▶ **Task description**
Only lines holding the word "приеме" should be copied from the material.

▶ **Records for the exercise**
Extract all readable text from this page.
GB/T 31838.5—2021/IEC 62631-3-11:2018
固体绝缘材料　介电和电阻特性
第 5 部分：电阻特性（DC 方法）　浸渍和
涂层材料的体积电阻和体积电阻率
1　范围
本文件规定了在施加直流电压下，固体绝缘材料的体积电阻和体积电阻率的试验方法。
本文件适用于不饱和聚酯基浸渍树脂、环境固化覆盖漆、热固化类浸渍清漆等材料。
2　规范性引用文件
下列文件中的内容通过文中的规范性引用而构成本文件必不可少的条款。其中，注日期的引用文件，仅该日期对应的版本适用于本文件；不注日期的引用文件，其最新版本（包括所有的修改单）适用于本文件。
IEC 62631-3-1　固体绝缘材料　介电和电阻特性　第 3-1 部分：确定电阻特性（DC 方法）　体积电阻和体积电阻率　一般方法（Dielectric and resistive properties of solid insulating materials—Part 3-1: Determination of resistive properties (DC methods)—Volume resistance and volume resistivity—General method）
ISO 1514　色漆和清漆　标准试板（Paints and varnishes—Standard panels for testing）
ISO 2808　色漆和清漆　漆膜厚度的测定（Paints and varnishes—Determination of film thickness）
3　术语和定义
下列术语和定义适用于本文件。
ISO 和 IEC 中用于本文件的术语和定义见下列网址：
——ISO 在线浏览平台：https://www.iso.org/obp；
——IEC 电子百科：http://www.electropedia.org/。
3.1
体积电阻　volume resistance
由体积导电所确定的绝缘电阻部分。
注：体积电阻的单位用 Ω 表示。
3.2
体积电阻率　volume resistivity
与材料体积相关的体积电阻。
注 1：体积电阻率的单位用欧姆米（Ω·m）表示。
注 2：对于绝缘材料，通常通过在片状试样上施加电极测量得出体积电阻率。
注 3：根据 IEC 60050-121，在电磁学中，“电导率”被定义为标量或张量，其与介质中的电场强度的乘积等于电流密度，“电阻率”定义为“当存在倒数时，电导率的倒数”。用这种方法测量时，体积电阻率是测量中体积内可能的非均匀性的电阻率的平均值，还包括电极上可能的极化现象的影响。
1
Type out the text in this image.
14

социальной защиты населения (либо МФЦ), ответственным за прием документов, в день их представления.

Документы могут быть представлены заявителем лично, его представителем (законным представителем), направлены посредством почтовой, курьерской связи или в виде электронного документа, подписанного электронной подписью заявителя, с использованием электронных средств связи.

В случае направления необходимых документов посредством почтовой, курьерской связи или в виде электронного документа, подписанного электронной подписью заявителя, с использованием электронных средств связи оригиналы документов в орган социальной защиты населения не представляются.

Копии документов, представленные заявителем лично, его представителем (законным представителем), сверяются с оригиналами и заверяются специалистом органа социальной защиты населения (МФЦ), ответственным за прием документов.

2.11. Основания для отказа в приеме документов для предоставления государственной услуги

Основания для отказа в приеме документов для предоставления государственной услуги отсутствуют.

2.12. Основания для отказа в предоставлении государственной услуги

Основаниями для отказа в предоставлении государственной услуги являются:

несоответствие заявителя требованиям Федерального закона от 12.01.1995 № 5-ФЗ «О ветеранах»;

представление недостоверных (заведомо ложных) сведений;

▶ **Response**
2.11. Основания для отказа в приеме документов для предоставления государственной услуги
Основания для отказа в приеме документов для предоставления государственной услуги отсутствуют.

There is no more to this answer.